Saved data entries
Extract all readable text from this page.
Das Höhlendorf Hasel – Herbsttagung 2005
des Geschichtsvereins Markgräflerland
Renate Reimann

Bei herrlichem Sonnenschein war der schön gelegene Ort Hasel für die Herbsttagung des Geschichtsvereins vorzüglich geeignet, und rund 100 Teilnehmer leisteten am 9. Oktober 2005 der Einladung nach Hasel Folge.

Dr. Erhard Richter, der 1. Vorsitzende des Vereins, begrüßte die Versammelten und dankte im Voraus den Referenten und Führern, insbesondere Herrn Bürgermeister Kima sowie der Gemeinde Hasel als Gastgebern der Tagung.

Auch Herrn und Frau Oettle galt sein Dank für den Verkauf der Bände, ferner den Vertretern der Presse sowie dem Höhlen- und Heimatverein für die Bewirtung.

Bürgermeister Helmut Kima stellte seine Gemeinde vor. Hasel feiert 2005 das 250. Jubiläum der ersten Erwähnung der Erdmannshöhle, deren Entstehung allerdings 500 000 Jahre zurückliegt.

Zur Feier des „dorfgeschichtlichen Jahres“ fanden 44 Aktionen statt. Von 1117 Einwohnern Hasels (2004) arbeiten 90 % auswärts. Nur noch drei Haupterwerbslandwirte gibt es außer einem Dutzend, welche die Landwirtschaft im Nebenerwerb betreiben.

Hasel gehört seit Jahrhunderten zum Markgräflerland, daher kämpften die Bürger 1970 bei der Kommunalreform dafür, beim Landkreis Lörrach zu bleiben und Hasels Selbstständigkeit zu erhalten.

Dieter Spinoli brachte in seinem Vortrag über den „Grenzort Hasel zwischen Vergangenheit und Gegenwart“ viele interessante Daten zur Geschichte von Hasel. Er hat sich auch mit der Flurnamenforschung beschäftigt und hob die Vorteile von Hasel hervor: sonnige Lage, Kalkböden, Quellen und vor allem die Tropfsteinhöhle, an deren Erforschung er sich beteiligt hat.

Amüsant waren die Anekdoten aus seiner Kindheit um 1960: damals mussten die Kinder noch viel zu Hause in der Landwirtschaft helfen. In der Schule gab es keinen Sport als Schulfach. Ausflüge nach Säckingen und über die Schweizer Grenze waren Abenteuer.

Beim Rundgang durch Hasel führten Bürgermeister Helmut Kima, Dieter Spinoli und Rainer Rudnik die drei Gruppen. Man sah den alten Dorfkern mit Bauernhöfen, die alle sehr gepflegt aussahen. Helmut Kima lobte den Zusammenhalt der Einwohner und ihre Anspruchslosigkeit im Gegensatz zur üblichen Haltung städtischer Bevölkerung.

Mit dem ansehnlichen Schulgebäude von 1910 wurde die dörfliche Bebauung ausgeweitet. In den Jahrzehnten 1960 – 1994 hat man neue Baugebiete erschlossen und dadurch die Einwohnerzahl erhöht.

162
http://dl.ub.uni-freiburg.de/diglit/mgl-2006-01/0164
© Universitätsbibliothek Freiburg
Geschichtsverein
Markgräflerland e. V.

Description of the task:
All lines that include "nach" are to be gathered and copied.

Exercise solution:
Bei herrlichem Sonnenschein war der schön gelegene Ort Hasel für die Herbsttagung des Geschichtsvereins vorzüglich geeignet, und rund 100 Teilnehmer leisteten am 9. Oktober 2005 der Einladung nach Hasel Folge.
Amüsant waren die Anekdoten aus seiner Kindheit um 1960: damals mussten die Kinder noch viel zu Hause in der Landwirtschaft helfen. In der Schule gab es keinen Sport als Schulfach. Ausflüge nach Säckingen und über die Schweizer Grenze waren Abenteuer.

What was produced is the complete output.